The Pentax Q series is a series of mirrorless interchangeable-lens cameras made by Pentax and introduced in 2011 with the initial model Pentax Q. , it was the world's smallest, lightest interchangeable lens digital camera. The first models used a 1/2.3" (6.17 x 4.55 mm) back-illuminated sensor CMOS image sensor. The Q7, introduced in June 2013, uses a larger 1/1.7" type sensor (7.44 x 5.58 mm). The Q system is now discontinued.

=-=-=-=-=

EXERCISE DESCRIPTION
Please extend the text on the Pentax Q series, picking up after its last sentence. The records come from a separate source.

=-=-=-=-=

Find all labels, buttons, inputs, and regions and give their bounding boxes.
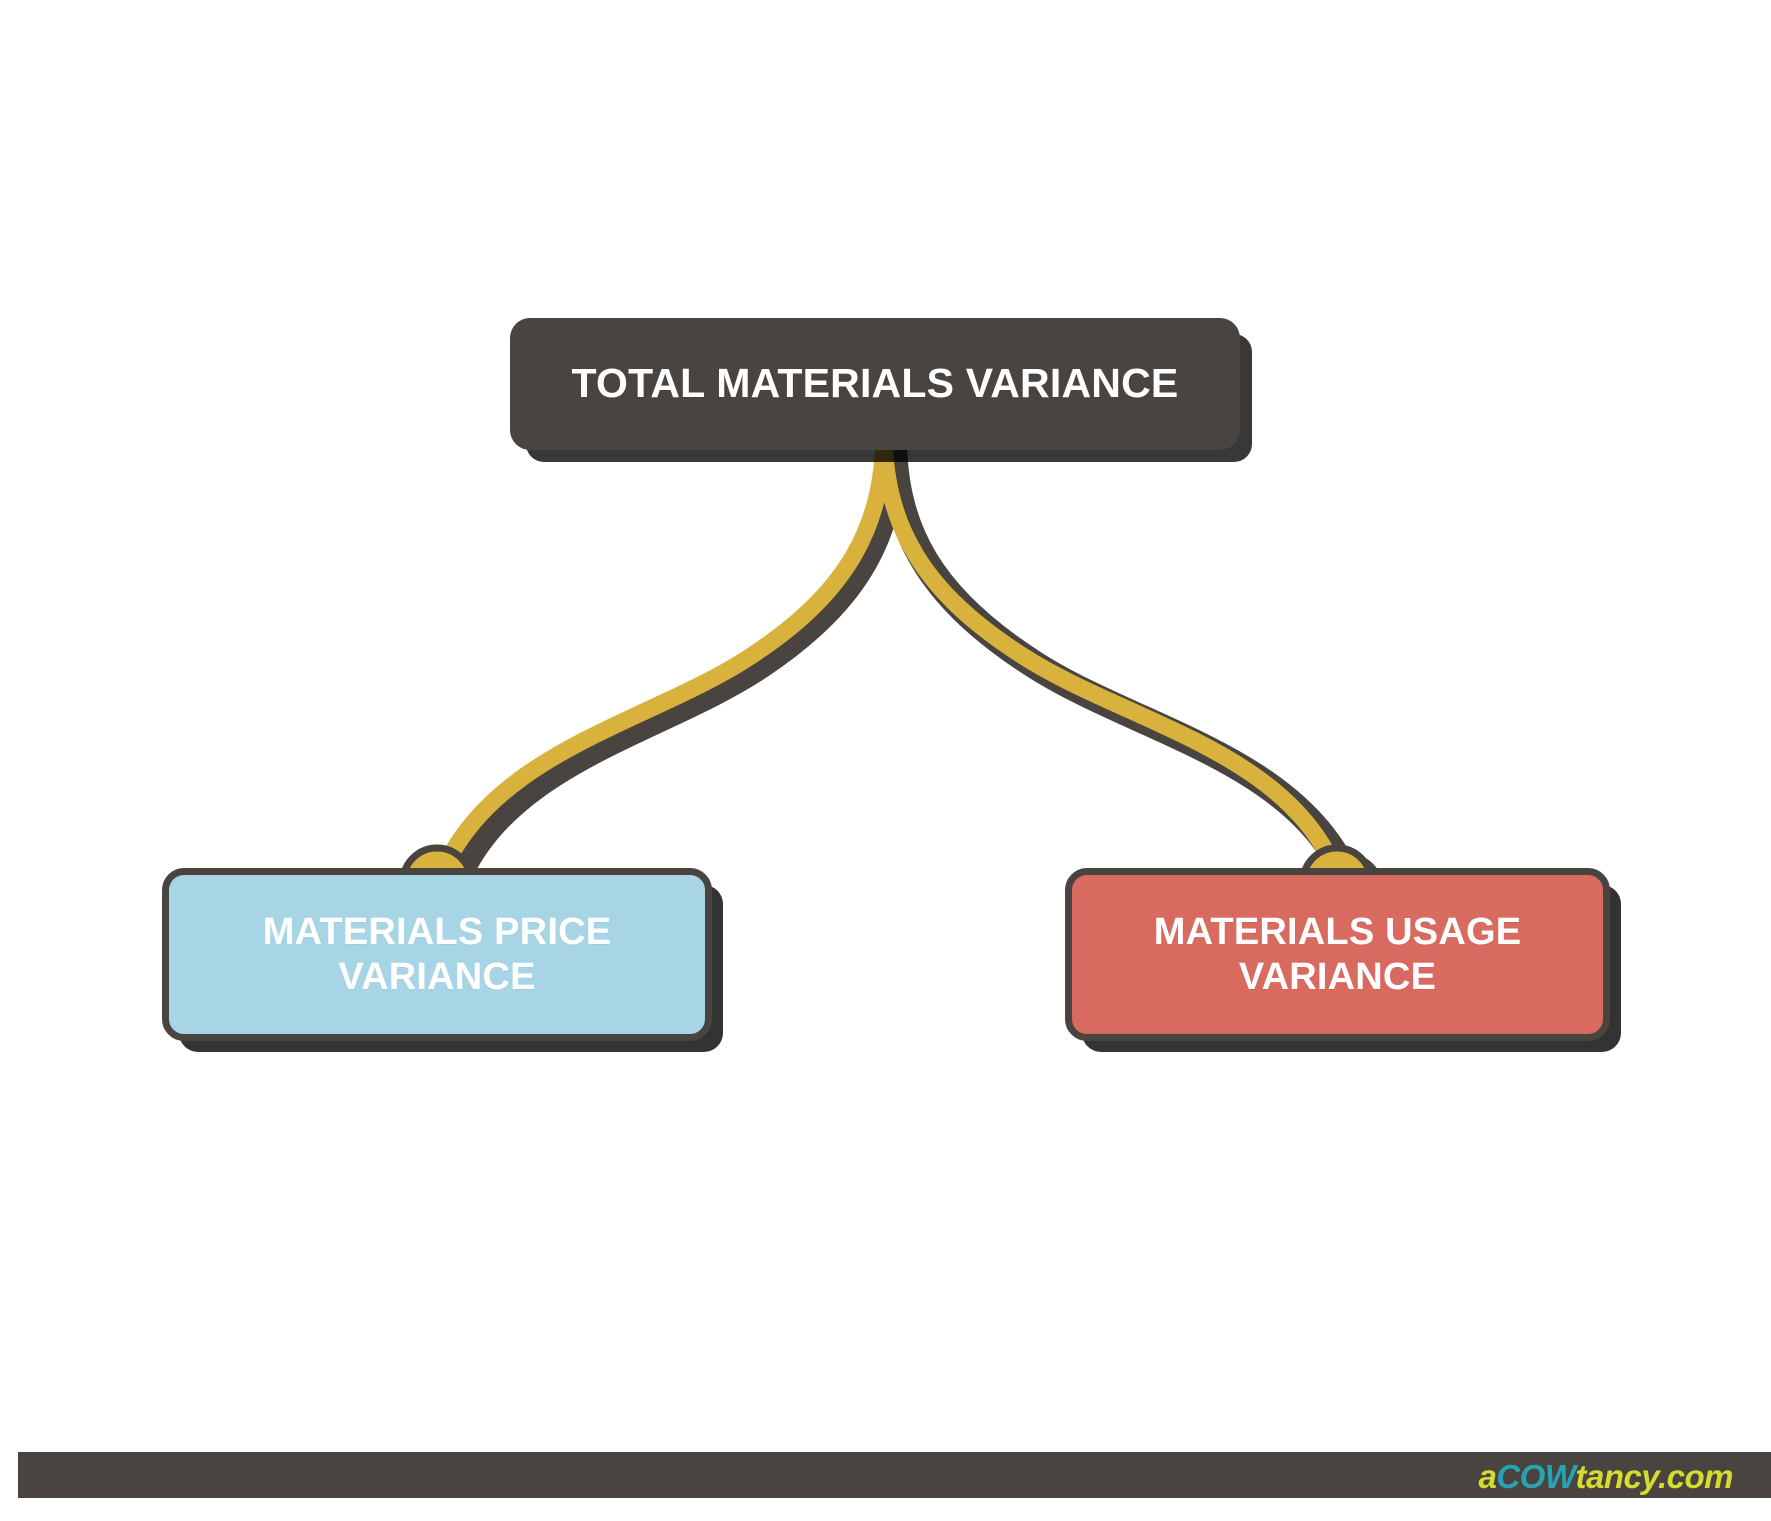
node-label-materials-price-variance: MATERIALS PRICE VARIANCE [169, 910, 705, 998]
brand-logo[interactable]: aCOWtancy.com [1478, 1458, 1733, 1496]
connector-outline-group [452, 437, 1352, 890]
connector-layer [0, 0, 1771, 1521]
brand-logo-part-rest: tancy.com [1575, 1458, 1733, 1495]
brand-logo-part-a: a [1478, 1458, 1496, 1495]
connector-line-left [438, 430, 884, 882]
connector-line-right [884, 430, 1340, 882]
diagram-canvas: TOTAL MATERIALS VARIANCE MATERIALS PRICE… [0, 0, 1771, 1521]
connector-outline-right [893, 437, 1352, 890]
brand-logo-part-cow: COW [1496, 1458, 1575, 1495]
node-materials-usage-variance[interactable]: MATERIALS USAGE VARIANCE [1065, 868, 1610, 1041]
node-label-materials-usage-variance: MATERIALS USAGE VARIANCE [1072, 910, 1603, 998]
connector-outline-left [452, 437, 893, 890]
connector-line-group [438, 430, 1340, 882]
node-total-materials-variance[interactable]: TOTAL MATERIALS VARIANCE [510, 318, 1240, 450]
node-label-root: TOTAL MATERIALS VARIANCE [546, 360, 1205, 408]
node-materials-price-variance[interactable]: MATERIALS PRICE VARIANCE [162, 868, 712, 1041]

=-=-=-=-=

ANSWER TO THE PROBLEM
Characteristics
The Pentax Q and Q10 sensors have a crop factor of 5.53× while the Pentax Q7 and Q-s1 have a crop factor of 4.65×. The original Pentax Q sensor has a 12.4 megapixels with 1.52 µm pixel pitch. All Pentax Q system cameras have a short flange focal distance (FFD) of 9.2mm. With a 5.53× crop factor, an adapted 100mm lens has the equivalent field of view (FOV) of a 553mm telephoto in the 35mm full-frame format. An additional implication of these relatively large crop factors is that depth of field (DOF) is proportionally increased relative to full-frame systems at the same equivalent focal length and aperture; this puts the Pentax Q system cameras at a distinct advantage when capturing as much as possible with acceptable focus is important.

Pentax Q system cameras do not have a mechanical shutter or neutral density filter in the camera body. Because of this, some lenses and adapters have a built-in mechanical leaf shutter and/or a built-in ND filter.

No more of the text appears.